** BEGIN Excerpted records **

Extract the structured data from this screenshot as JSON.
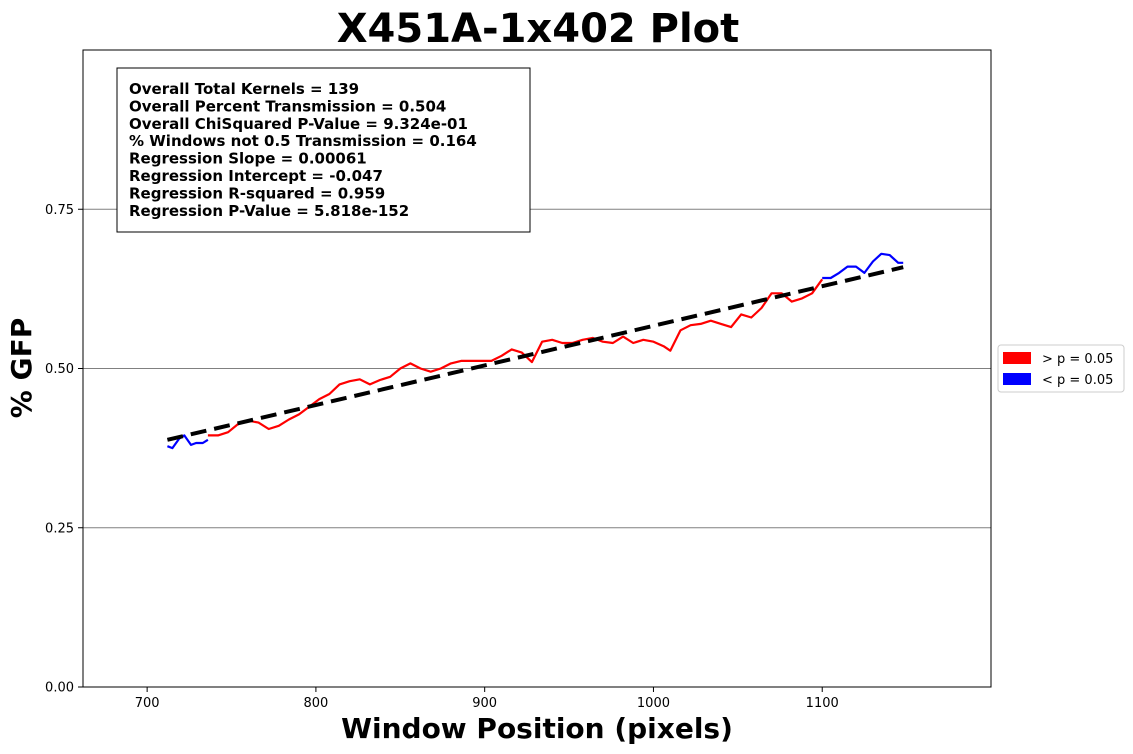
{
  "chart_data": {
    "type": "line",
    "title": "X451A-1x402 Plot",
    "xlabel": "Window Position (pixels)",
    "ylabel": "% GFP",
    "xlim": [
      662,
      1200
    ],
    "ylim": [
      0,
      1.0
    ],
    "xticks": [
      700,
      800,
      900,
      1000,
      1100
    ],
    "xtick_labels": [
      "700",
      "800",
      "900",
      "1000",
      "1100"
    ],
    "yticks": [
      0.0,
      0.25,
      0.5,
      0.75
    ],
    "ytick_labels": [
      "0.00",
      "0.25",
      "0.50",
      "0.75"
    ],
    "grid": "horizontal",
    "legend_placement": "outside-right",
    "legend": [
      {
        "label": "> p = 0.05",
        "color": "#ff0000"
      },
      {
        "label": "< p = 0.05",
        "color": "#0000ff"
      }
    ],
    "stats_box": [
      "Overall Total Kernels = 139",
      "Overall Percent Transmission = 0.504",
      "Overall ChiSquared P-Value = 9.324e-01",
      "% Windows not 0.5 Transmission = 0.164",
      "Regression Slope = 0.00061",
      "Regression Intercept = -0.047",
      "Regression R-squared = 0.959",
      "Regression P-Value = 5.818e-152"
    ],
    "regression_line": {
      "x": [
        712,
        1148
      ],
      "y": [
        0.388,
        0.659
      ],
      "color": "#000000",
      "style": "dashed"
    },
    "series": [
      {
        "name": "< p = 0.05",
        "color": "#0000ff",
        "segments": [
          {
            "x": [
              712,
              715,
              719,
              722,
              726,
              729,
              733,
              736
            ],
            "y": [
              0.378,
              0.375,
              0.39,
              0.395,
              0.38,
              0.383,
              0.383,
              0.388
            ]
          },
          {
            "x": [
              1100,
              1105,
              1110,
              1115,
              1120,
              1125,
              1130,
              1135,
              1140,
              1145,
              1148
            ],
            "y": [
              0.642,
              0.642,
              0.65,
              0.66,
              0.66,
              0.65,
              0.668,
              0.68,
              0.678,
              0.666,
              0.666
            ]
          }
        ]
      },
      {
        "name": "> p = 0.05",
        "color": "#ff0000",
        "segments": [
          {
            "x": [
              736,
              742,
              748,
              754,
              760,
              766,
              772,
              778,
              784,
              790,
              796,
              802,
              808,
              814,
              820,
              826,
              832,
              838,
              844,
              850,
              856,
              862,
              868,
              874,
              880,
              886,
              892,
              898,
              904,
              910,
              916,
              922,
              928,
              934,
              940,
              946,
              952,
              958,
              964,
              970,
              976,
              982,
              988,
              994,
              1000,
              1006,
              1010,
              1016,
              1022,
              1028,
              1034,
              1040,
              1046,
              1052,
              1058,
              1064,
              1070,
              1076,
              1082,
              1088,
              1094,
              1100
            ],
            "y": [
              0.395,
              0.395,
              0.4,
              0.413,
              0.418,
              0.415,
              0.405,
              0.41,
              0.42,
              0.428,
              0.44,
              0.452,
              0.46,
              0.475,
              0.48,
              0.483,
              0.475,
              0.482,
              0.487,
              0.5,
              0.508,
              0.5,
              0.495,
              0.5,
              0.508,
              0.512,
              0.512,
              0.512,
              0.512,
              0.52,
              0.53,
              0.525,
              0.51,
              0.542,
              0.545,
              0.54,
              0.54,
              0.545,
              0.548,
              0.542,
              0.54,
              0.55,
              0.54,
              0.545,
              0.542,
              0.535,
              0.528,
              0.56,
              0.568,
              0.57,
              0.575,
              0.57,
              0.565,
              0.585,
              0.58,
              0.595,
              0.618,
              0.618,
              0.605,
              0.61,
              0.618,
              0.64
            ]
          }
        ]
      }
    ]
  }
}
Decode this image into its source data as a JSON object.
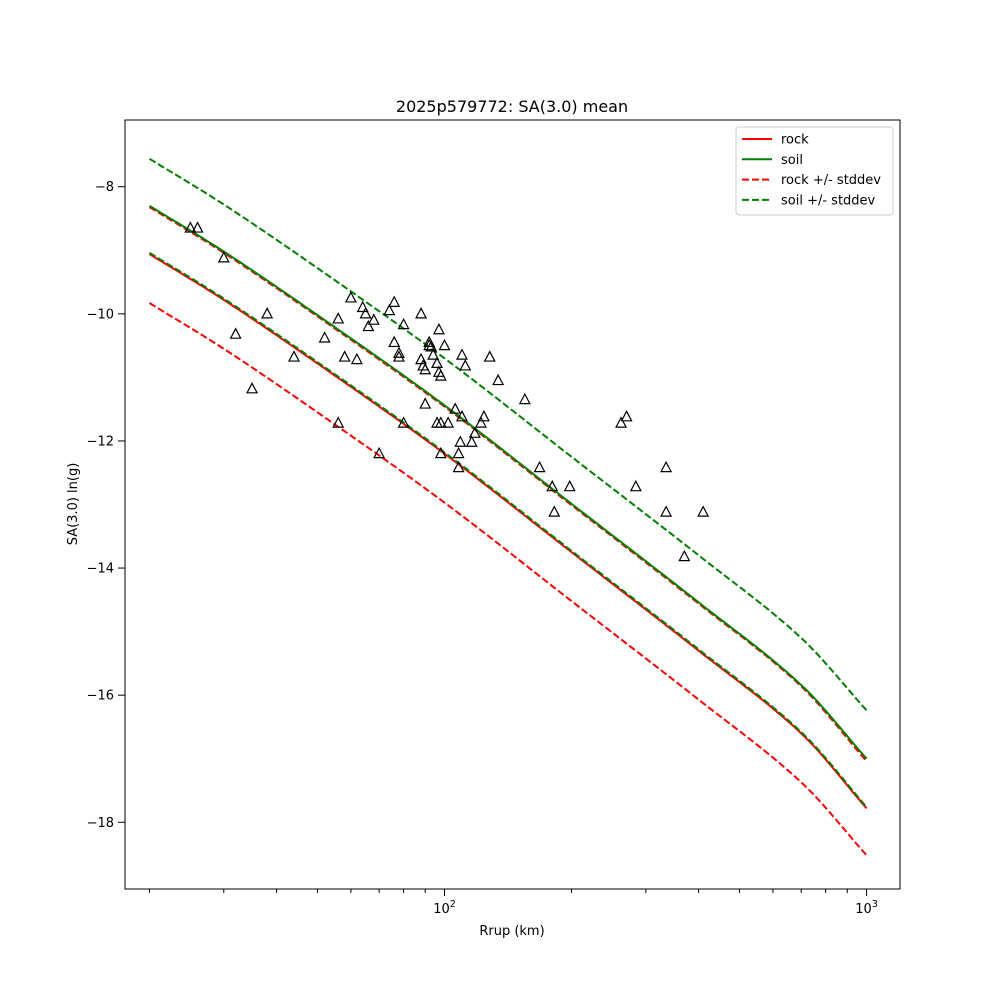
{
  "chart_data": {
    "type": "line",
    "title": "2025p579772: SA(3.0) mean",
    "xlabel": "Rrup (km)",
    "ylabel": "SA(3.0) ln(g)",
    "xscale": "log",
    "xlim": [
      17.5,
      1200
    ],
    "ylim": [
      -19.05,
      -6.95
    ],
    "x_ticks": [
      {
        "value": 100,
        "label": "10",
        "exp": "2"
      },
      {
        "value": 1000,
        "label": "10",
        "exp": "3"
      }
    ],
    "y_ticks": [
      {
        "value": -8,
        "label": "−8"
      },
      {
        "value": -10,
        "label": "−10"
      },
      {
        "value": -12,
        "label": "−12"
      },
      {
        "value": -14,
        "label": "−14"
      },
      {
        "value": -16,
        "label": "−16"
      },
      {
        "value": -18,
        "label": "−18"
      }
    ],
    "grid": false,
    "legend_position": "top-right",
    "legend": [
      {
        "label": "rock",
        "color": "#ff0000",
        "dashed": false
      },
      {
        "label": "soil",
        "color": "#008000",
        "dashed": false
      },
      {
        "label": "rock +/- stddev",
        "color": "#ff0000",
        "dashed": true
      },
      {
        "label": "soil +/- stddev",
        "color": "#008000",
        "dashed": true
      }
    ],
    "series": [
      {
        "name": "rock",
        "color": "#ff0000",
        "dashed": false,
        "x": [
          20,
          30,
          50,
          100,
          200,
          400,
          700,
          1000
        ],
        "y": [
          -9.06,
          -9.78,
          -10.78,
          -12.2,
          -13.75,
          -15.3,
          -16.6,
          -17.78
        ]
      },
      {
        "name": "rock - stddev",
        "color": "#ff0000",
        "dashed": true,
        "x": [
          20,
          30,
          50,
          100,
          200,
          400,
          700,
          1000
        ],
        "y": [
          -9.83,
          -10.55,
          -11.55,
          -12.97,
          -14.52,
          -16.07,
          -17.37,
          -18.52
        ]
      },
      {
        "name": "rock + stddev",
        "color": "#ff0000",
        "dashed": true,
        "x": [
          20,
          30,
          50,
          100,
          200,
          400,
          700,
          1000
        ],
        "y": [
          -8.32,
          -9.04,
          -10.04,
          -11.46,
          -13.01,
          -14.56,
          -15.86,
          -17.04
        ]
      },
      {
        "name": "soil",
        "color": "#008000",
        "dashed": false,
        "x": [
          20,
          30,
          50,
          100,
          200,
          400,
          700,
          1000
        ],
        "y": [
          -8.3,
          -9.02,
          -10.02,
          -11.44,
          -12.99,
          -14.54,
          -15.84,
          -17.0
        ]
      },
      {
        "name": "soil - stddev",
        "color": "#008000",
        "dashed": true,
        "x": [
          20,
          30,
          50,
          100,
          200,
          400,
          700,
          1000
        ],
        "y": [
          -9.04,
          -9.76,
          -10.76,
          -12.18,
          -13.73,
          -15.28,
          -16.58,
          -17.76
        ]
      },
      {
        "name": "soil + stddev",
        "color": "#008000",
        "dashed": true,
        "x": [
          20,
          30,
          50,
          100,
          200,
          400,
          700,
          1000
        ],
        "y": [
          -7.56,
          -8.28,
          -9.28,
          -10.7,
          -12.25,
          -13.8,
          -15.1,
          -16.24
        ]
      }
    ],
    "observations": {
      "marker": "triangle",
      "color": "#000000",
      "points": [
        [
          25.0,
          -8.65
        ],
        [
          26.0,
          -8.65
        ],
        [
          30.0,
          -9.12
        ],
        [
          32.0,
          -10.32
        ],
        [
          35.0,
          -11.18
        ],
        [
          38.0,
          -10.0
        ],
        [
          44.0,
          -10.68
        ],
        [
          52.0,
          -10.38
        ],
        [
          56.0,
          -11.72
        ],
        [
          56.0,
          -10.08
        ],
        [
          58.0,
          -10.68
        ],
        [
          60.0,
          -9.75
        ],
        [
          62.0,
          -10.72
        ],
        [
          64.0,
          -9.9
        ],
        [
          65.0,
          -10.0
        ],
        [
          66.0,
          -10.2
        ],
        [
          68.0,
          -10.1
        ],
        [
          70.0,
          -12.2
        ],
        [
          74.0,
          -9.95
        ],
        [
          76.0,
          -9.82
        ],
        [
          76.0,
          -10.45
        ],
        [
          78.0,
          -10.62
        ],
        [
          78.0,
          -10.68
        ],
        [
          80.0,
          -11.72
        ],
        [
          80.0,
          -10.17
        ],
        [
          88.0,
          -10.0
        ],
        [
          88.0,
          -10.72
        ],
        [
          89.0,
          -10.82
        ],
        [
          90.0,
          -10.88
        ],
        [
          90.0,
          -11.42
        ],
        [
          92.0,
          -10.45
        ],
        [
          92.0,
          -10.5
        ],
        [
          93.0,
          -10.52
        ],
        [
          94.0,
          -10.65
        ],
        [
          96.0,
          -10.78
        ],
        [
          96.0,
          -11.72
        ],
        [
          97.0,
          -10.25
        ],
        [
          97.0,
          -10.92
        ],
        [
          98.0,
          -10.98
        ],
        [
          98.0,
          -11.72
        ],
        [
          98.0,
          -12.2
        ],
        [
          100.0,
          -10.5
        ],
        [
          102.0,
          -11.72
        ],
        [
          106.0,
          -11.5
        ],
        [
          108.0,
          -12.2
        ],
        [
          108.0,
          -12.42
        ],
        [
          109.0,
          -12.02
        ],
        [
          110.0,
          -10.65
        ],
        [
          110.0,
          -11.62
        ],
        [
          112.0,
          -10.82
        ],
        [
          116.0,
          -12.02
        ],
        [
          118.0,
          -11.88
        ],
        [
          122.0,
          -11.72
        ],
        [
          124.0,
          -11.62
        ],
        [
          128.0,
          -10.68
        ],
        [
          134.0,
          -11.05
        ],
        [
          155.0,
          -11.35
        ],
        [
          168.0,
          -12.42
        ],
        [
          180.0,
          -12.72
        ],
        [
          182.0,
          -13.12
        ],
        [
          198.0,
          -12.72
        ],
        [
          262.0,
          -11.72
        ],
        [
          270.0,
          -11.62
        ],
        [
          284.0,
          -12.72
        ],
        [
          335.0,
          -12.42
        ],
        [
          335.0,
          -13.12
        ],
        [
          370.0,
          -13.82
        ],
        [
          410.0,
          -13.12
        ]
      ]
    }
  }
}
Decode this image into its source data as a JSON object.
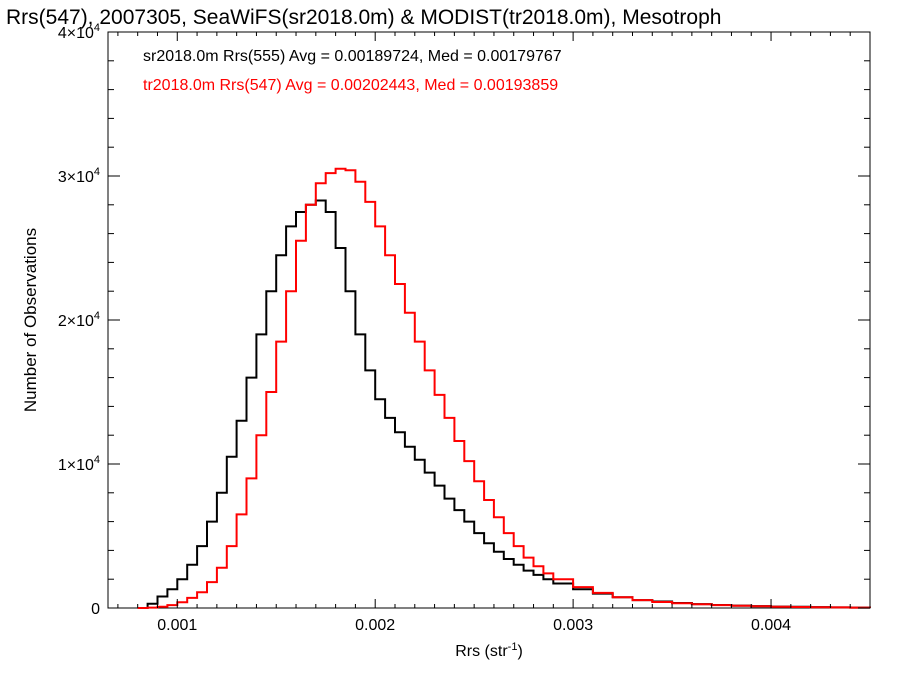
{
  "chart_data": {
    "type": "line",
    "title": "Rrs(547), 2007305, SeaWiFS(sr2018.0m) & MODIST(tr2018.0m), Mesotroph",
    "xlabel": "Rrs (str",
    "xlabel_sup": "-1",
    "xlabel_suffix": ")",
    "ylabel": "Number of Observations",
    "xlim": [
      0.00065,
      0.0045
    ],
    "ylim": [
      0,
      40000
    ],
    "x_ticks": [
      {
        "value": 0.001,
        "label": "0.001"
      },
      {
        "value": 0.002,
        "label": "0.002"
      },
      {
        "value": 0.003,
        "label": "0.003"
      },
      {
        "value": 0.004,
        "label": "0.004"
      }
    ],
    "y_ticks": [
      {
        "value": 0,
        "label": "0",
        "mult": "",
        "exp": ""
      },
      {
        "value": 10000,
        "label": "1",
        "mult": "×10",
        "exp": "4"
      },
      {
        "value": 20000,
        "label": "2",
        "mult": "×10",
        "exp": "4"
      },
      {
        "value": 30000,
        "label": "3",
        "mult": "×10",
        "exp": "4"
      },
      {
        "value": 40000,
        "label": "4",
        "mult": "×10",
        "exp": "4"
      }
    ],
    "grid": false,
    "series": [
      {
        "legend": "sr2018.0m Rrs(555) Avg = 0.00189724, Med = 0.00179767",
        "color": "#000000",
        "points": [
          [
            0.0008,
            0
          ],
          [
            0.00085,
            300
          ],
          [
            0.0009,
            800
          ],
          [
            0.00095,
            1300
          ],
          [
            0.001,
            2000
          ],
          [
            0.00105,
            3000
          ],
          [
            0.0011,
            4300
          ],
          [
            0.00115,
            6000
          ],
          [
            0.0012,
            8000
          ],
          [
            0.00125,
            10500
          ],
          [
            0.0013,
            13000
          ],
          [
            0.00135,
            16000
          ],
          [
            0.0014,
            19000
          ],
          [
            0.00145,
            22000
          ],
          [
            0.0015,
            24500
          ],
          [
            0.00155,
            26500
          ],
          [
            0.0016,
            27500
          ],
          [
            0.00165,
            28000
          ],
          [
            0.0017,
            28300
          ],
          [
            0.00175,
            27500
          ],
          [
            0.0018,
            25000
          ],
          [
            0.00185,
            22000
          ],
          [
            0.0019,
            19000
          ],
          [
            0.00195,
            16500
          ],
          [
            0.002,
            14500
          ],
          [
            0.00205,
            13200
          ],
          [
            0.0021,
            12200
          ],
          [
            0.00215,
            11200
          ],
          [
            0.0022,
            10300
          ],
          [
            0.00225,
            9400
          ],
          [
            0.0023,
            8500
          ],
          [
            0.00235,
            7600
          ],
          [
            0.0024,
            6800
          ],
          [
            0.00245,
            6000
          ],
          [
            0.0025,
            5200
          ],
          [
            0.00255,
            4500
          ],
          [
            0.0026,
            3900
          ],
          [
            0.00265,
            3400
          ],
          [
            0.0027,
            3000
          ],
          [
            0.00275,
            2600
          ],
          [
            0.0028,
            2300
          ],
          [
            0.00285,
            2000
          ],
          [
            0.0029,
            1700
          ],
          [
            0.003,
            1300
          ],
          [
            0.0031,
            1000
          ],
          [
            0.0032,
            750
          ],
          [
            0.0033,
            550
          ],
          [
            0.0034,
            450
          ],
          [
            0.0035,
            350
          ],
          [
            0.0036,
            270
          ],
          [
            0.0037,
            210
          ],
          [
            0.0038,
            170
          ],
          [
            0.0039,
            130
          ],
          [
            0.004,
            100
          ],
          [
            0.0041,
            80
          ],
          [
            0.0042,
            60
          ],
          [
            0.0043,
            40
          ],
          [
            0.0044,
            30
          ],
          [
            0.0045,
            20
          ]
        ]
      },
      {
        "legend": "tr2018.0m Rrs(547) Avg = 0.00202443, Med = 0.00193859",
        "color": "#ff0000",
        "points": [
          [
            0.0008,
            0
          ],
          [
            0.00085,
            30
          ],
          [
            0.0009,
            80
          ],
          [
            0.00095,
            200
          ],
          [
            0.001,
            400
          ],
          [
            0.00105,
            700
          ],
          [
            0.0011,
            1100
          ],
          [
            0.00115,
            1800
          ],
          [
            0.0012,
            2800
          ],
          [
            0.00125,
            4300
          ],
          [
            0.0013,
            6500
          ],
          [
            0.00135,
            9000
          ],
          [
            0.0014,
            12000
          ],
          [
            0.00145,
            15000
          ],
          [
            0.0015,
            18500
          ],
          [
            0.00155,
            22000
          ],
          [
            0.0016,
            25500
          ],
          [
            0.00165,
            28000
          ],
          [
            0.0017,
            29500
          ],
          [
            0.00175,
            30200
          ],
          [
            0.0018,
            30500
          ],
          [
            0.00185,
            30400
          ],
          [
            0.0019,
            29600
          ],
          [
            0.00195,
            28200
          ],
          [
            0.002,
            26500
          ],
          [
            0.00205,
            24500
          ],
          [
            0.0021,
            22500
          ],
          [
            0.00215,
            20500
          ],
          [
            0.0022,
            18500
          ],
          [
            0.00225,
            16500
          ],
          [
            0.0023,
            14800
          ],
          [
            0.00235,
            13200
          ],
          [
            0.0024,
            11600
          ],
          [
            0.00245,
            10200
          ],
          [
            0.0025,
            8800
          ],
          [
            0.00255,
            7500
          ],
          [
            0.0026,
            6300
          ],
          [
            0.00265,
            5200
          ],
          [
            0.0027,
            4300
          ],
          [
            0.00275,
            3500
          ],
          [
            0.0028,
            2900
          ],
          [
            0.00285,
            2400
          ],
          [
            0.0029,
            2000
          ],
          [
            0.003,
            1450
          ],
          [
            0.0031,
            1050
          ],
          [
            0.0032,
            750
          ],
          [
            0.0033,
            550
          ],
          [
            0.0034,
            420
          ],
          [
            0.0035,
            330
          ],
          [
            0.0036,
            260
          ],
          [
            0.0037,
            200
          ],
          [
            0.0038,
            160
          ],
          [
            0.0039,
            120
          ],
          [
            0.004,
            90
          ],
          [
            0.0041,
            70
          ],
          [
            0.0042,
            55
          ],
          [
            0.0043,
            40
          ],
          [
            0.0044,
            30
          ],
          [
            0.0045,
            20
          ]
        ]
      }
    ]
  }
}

** END Excerpted records **

* [What is being asked]: Copy each line from the data above that includes "title".

* [Exercise output]:
    "title": "X451A-1x402 Plot",
    "title": "2025p579772: SA(3.0) mean",
    "title": "Rrs(547), 2007305, SeaWiFS(sr2018.0m) & MODIST(tr2018.0m), Mesotroph",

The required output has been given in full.